• [WHAT IS ASKED]: Reproduce each line of the material exactly, minus any picture.

Saved entries

-=-=-=-=-

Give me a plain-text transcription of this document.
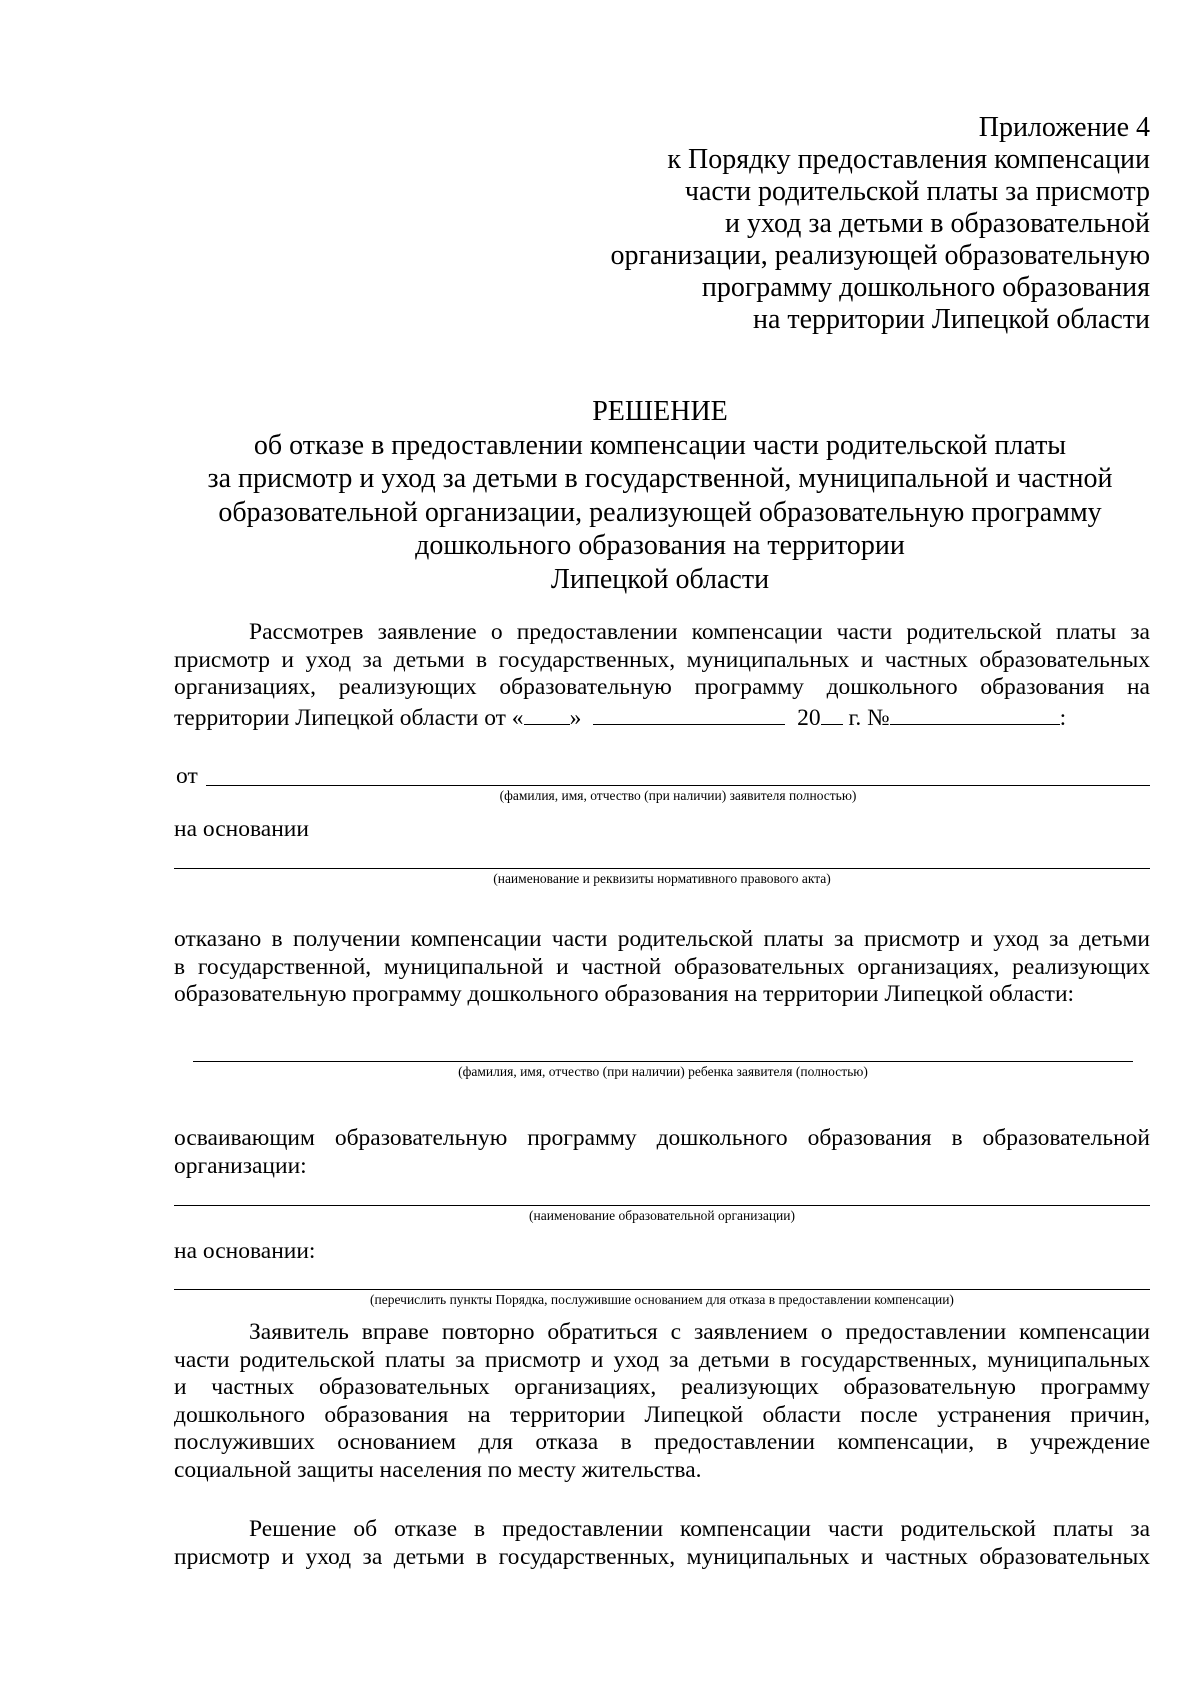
Приложение 4
к Порядку предоставления компенсации
части родительской платы за присмотр
и уход за детьми в образовательной
организации, реализующей образовательную
программу дошкольного образования
на территории Липецкой области
РЕШЕНИЕ
об отказе в предоставлении компенсации части родительской платы
за присмотр и уход за детьми в государственной, муниципальной и частной
образовательной организации, реализующей образовательную программу
дошкольного образования на территории
Липецкой области
Рассмотрев заявление о предоставлении компенсации части родительской платы за
присмотр и уход за детьми в государственных, муниципальных и частных образовательных
организациях, реализующих образовательную программу дошкольного образования на
территории Липецкой области от « »	20 г. №	:
от
(фамилия, имя, отчество (при наличии) заявителя полностью)
на основании
(наименование и реквизиты нормативного правового акта)
отказано в получении компенсации части родительской платы за присмотр и уход за детьми
в государственной, муниципальной и частной образовательных организациях, реализующих
образовательную программу дошкольного образования на территории Липецкой области:
(фамилия, имя, отчество (при наличии) ребенка заявителя (полностью)
осваивающим образовательную программу дошкольного образования в образовательной
организации:
(наименование образовательной организации)
на основании:
(перечислить пункты Порядка, послужившие основанием для отказа в предоставлении компенсации)
Заявитель вправе повторно обратиться с заявлением о предоставлении компенсации
части родительской платы за присмотр и уход за детьми в государственных, муниципальных
и частных образовательных организациях, реализующих образовательную программу
дошкольного образования на территории Липецкой области после устранения причин,
послуживших основанием для отказа в предоставлении компенсации, в учреждение
социальной защиты населения по месту жительства.
Решение об отказе в предоставлении компенсации части родительской платы за
присмотр и уход за детьми в государственных, муниципальных и частных образовательных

-=-=-=-=-

• [EXPECTED ANSWER]:
Give me a plain-text transcription of this document.
Приложение 4
к Порядку предоставления компенсации
части родительской платы за присмотр
и уход за детьми в образовательной
организации, реализующей образовательную
программу дошкольного образования
на территории Липецкой области
РЕШЕНИЕ
об отказе в предоставлении компенсации части родительской платы
за присмотр и уход за детьми в государственной, муниципальной и частной
образовательной организации, реализующей образовательную программу
дошкольного образования на территории
Липецкой области
Рассмотрев заявление о предоставлении компенсации части родительской платы за
присмотр и уход за детьми в государственных, муниципальных и частных образовательных
организациях, реализующих образовательную программу дошкольного образования на
территории Липецкой области от « »	20 г. №	:
от
(фамилия, имя, отчество (при наличии) заявителя полностью)
на основании
(наименование и реквизиты нормативного правового акта)
отказано в получении компенсации части родительской платы за присмотр и уход за детьми
в государственной, муниципальной и частной образовательных организациях, реализующих
образовательную программу дошкольного образования на территории Липецкой области:
(фамилия, имя, отчество (при наличии) ребенка заявителя (полностью)
осваивающим образовательную программу дошкольного образования в образовательной
организации:
(наименование образовательной организации)
на основании:
(перечислить пункты Порядка, послужившие основанием для отказа в предоставлении компенсации)
Заявитель вправе повторно обратиться с заявлением о предоставлении компенсации
части родительской платы за присмотр и уход за детьми в государственных, муниципальных
и частных образовательных организациях, реализующих образовательную программу
дошкольного образования на территории Липецкой области после устранения причин,
послуживших основанием для отказа в предоставлении компенсации, в учреждение
социальной защиты населения по месту жительства.
Решение об отказе в предоставлении компенсации части родительской платы за
присмотр и уход за детьми в государственных, муниципальных и частных образовательных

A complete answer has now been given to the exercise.